▸ **Exercise prompt**
Listed below are entries; give the number of lines among them that include "values", and only that number.

## begin Data to process

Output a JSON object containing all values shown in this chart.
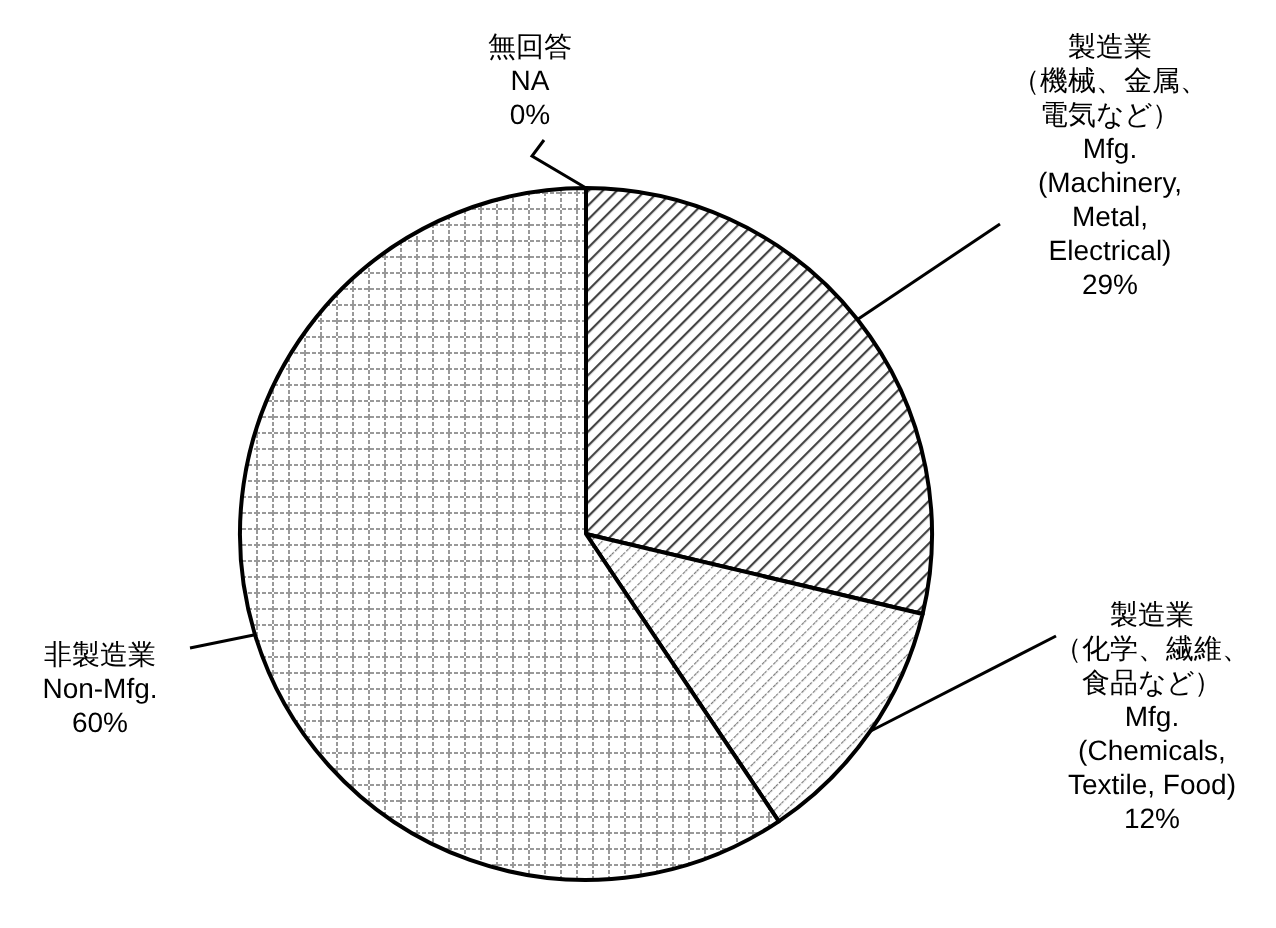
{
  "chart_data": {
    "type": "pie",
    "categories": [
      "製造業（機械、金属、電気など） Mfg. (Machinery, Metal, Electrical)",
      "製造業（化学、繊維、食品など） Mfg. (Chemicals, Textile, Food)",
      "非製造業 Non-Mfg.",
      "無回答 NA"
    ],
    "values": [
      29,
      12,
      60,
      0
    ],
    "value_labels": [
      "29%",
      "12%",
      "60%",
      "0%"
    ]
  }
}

## end Data to process

▸ **The solution**
2